THE PROBLEM - Show all lines of the listing that hold the word "Margins".

DATASET ENTRIES -
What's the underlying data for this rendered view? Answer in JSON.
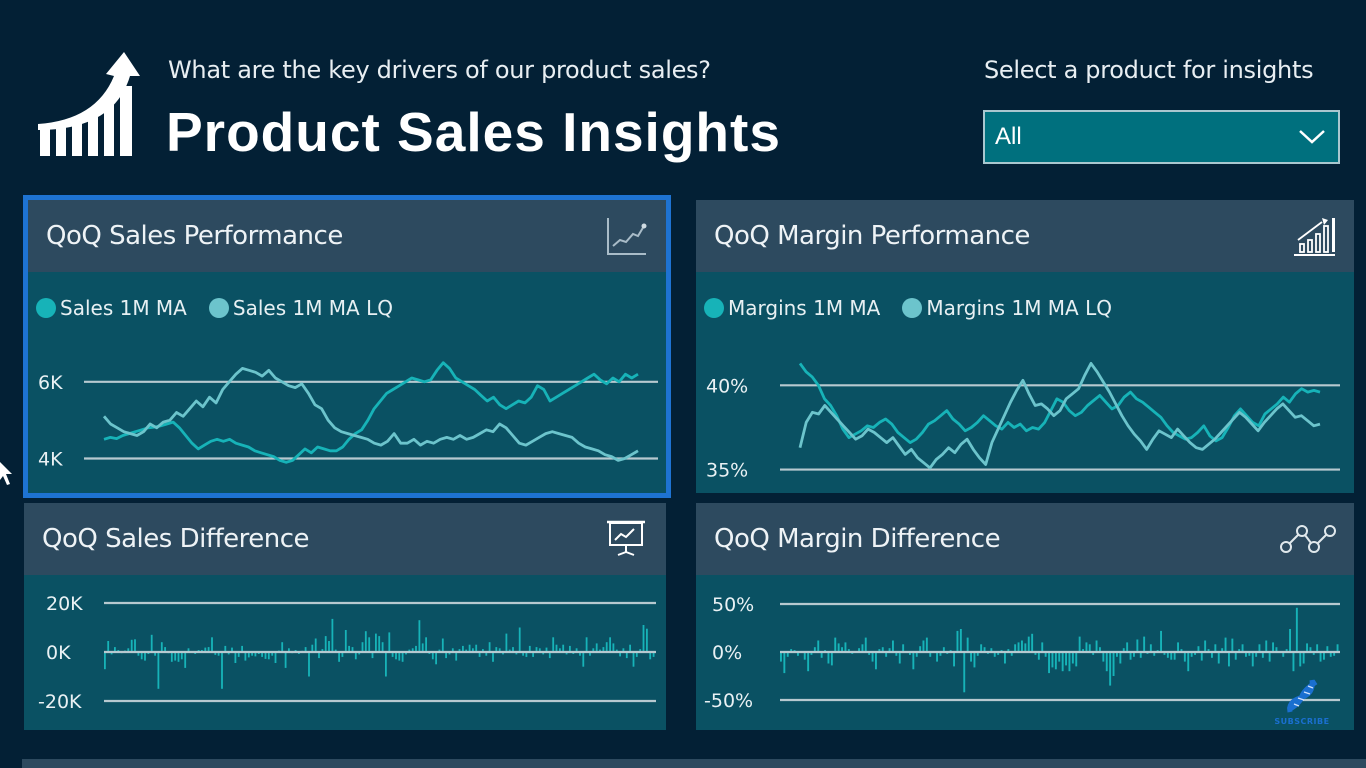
{
  "header": {
    "subtitle": "What are the key drivers of our product sales?",
    "title": "Product Sales Insights",
    "logo_icon": "growth-chart-arrow-icon"
  },
  "slicer": {
    "label": "Select a product for insights",
    "value": "All",
    "icon": "chevron-down-icon"
  },
  "colors": {
    "background": "#032035",
    "card_header": "#2d4a5f",
    "card_body": "#0a5163",
    "series_primary": "#17b3b8",
    "series_secondary": "#6cc4cc",
    "gridline": "#b7c9d0",
    "selection": "#1e73d2",
    "slicer_fill": "#00707e"
  },
  "cards": [
    {
      "title": "QoQ Sales Performance",
      "icon": "line-chart-icon"
    },
    {
      "title": "QoQ Margin Performance",
      "icon": "bar-growth-icon"
    },
    {
      "title": "QoQ Sales Difference",
      "icon": "presentation-board-icon"
    },
    {
      "title": "QoQ Margin Difference",
      "icon": "connected-nodes-icon"
    }
  ],
  "overlay": {
    "subscribe_label": "SUBSCRIBE",
    "icon": "dna-icon"
  },
  "chart_data": [
    {
      "type": "line",
      "title": "QoQ Sales Performance",
      "legend_position": "top-left",
      "yticks": [
        "4K",
        "6K"
      ],
      "ytick_values": [
        4000,
        6000
      ],
      "ylim": [
        3700,
        6700
      ],
      "grid": true,
      "series": [
        {
          "name": "Sales 1M MA",
          "color": "#17b3b8",
          "values": [
            4500,
            4550,
            4520,
            4600,
            4650,
            4700,
            4750,
            4800,
            4820,
            4850,
            4900,
            4950,
            4800,
            4600,
            4400,
            4250,
            4350,
            4450,
            4500,
            4450,
            4500,
            4400,
            4350,
            4300,
            4200,
            4150,
            4100,
            4050,
            3950,
            3900,
            3950,
            4100,
            4250,
            4150,
            4300,
            4250,
            4200,
            4200,
            4300,
            4500,
            4650,
            4750,
            5000,
            5300,
            5500,
            5700,
            5800,
            5900,
            6000,
            6100,
            6050,
            6000,
            6050,
            6300,
            6500,
            6350,
            6100,
            6000,
            5900,
            5800,
            5650,
            5500,
            5600,
            5400,
            5300,
            5400,
            5500,
            5450,
            5600,
            5900,
            5800,
            5500,
            5600,
            5700,
            5800,
            5900,
            6000,
            6100,
            6200,
            6050,
            5950,
            6100,
            6000,
            6200,
            6100,
            6200
          ]
        },
        {
          "name": "Sales 1M MA LQ",
          "color": "#6cc4cc",
          "values": [
            5100,
            4900,
            4800,
            4700,
            4650,
            4600,
            4700,
            4900,
            4800,
            4950,
            5000,
            5200,
            5100,
            5300,
            5500,
            5350,
            5600,
            5450,
            5800,
            6000,
            6200,
            6350,
            6300,
            6250,
            6150,
            6300,
            6100,
            6000,
            5900,
            5850,
            5950,
            5700,
            5400,
            5300,
            5000,
            4800,
            4700,
            4650,
            4600,
            4550,
            4500,
            4400,
            4350,
            4450,
            4650,
            4400,
            4400,
            4500,
            4350,
            4450,
            4400,
            4500,
            4550,
            4500,
            4600,
            4500,
            4550,
            4650,
            4750,
            4700,
            4900,
            4800,
            4600,
            4400,
            4350,
            4450,
            4550,
            4650,
            4700,
            4650,
            4600,
            4550,
            4400,
            4300,
            4250,
            4200,
            4100,
            4050,
            3950,
            4000,
            4100,
            4200
          ]
        }
      ]
    },
    {
      "type": "line",
      "title": "QoQ Margin Performance",
      "legend_position": "top-left",
      "yticks": [
        "35%",
        "40%"
      ],
      "ytick_values": [
        35,
        40
      ],
      "ylim": [
        34.5,
        41.8
      ],
      "grid": true,
      "series": [
        {
          "name": "Margins 1M MA",
          "color": "#17b3b8",
          "values": [
            41.3,
            40.8,
            40.5,
            40.0,
            39.2,
            38.8,
            38.2,
            37.4,
            36.9,
            37.1,
            37.3,
            37.6,
            37.5,
            37.8,
            38.0,
            37.7,
            37.2,
            36.9,
            36.6,
            36.8,
            37.2,
            37.7,
            37.9,
            38.2,
            38.5,
            38.0,
            37.7,
            37.3,
            37.5,
            37.8,
            38.2,
            37.9,
            37.6,
            37.4,
            37.8,
            37.5,
            37.7,
            37.3,
            37.5,
            37.4,
            37.8,
            38.5,
            39.2,
            39.0,
            38.5,
            38.2,
            38.4,
            38.8,
            39.1,
            39.4,
            39.0,
            38.6,
            38.8,
            39.3,
            39.6,
            39.2,
            39.0,
            38.7,
            38.4,
            38.1,
            37.6,
            37.2,
            37.0,
            36.8,
            36.9,
            37.2,
            37.6,
            37.0,
            36.7,
            36.9,
            37.5,
            38.2,
            38.6,
            38.2,
            37.8,
            37.6,
            38.3,
            38.6,
            38.9,
            39.3,
            39.0,
            39.5,
            39.8,
            39.6,
            39.7,
            39.6
          ]
        },
        {
          "name": "Margins 1M MA LQ",
          "color": "#6cc4cc",
          "values": [
            36.3,
            37.8,
            38.4,
            38.3,
            38.8,
            38.4,
            38.0,
            37.6,
            37.2,
            36.8,
            37.0,
            37.4,
            37.2,
            36.9,
            36.6,
            36.9,
            36.4,
            35.9,
            36.2,
            35.7,
            35.4,
            35.1,
            35.6,
            35.9,
            36.3,
            36.0,
            36.5,
            36.8,
            36.2,
            35.7,
            35.3,
            36.6,
            37.4,
            38.2,
            39.0,
            39.7,
            40.3,
            39.5,
            38.8,
            38.9,
            38.6,
            38.2,
            38.5,
            39.2,
            39.5,
            39.8,
            40.6,
            41.3,
            40.8,
            40.2,
            39.6,
            38.9,
            38.2,
            37.6,
            37.1,
            36.7,
            36.2,
            36.8,
            37.3,
            37.1,
            36.9,
            37.4,
            37.0,
            36.6,
            36.3,
            36.2,
            36.5,
            36.8,
            37.2,
            37.6,
            38.0,
            38.4,
            38.1,
            37.7,
            37.3,
            37.8,
            38.2,
            38.6,
            38.9,
            38.5,
            38.1,
            38.2,
            37.9,
            37.6,
            37.7
          ]
        }
      ]
    },
    {
      "type": "bar",
      "title": "QoQ Sales Difference",
      "yticks": [
        "-20K",
        "0K",
        "20K"
      ],
      "ytick_values": [
        -20000,
        0,
        20000
      ],
      "ylim": [
        -20000,
        20000
      ],
      "grid": true,
      "series": [
        {
          "name": "QoQ Sales Difference",
          "color": "#17b3b8",
          "values": [
            -7000,
            4500,
            -1000,
            2000,
            800,
            -500,
            600,
            1500,
            5000,
            5200,
            -1500,
            -3000,
            -3500,
            -800,
            7000,
            -1500,
            -15000,
            4000,
            2000,
            -500,
            -4000,
            -3500,
            -4000,
            -3000,
            -6500,
            1500,
            200,
            -800,
            800,
            800,
            1800,
            2000,
            6000,
            -1200,
            -1500,
            -15000,
            2500,
            -1000,
            1800,
            -4500,
            -2000,
            2500,
            -3500,
            -2200,
            -1500,
            -1800,
            -800,
            -2000,
            -2800,
            -3000,
            -1500,
            -4500,
            600,
            4000,
            -6500,
            1500,
            -500,
            800,
            -800,
            500,
            2000,
            -10000,
            3000,
            5500,
            -2500,
            1200,
            6500,
            4500,
            13500,
            1000,
            -4000,
            -2000,
            9000,
            2500,
            2000,
            -3000,
            -1000,
            4000,
            8500,
            6000,
            -2500,
            7500,
            6500,
            4000,
            -10000,
            8000,
            -2000,
            -3000,
            -3500,
            -4000,
            -1000,
            1000,
            1500,
            2500,
            13000,
            3500,
            6000,
            -800,
            -3000,
            -5000,
            1000,
            5500,
            -2500,
            -1000,
            1500,
            -3500,
            1200,
            2500,
            1000,
            3000,
            1500,
            3000,
            -2000,
            1200,
            -1500,
            4000,
            -4000,
            2000,
            1500,
            -1000,
            7500,
            1000,
            2000,
            -1000,
            10000,
            -1500,
            -2000,
            2500,
            -2000,
            2000,
            1500,
            -1000,
            1800,
            -2500,
            6000,
            3000,
            1500,
            3000,
            -1000,
            2500,
            -800,
            1500,
            -1500,
            -6000,
            6000,
            -1500,
            1500,
            3500,
            1000,
            2000,
            4000,
            6000,
            3500,
            1000,
            -1800,
            1500,
            -2500,
            3000,
            -6000,
            -2000,
            1200,
            11000,
            9500,
            -3000,
            -2000
          ]
        }
      ]
    },
    {
      "type": "bar",
      "title": "QoQ Margin Difference",
      "yticks": [
        "-50%",
        "0%",
        "50%"
      ],
      "ytick_values": [
        -50,
        0,
        50
      ],
      "ylim": [
        -50,
        50
      ],
      "grid": true,
      "series": [
        {
          "name": "QoQ Margin Difference",
          "color": "#17b3b8",
          "values": [
            -10,
            -22,
            -5,
            3,
            2,
            -4,
            1,
            -8,
            -20,
            -3,
            5,
            12,
            -6,
            2,
            -12,
            -14,
            15,
            9,
            5,
            10,
            3,
            -2,
            1,
            4,
            8,
            15,
            -3,
            -10,
            -18,
            3,
            5,
            -5,
            4,
            12,
            -4,
            -12,
            8,
            1,
            -3,
            -18,
            -5,
            6,
            12,
            15,
            -5,
            0,
            -10,
            -4,
            5,
            -2,
            2,
            -15,
            22,
            24,
            -42,
            15,
            -10,
            -16,
            -4,
            8,
            5,
            -2,
            4,
            -5,
            -3,
            2,
            -12,
            3,
            -4,
            8,
            10,
            12,
            9,
            16,
            19,
            -3,
            -8,
            10,
            -5,
            -22,
            -16,
            -18,
            -10,
            -20,
            -14,
            -20,
            -12,
            -15,
            16,
            3,
            10,
            8,
            -3,
            12,
            5,
            -10,
            -20,
            -35,
            -25,
            -5,
            -12,
            4,
            10,
            -8,
            -5,
            13,
            -6,
            16,
            -2,
            8,
            -4,
            2,
            22,
            -3,
            -6,
            -8,
            -8,
            10,
            3,
            -10,
            -20,
            -5,
            -3,
            6,
            -9,
            12,
            3,
            -6,
            8,
            -12,
            4,
            15,
            -15,
            14,
            -8,
            3,
            8,
            -5,
            -4,
            -15,
            -5,
            8,
            -6,
            12,
            -10,
            10,
            5,
            1,
            -5,
            3,
            24,
            -20,
            46,
            -15,
            -12,
            9,
            5,
            -3,
            8,
            -10,
            -8,
            6,
            -5,
            -4,
            8
          ]
        }
      ]
    }
  ]
}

FINAL RESULT -
          "name": "Margins 1M MA",
          "name": "Margins 1M MA LQ",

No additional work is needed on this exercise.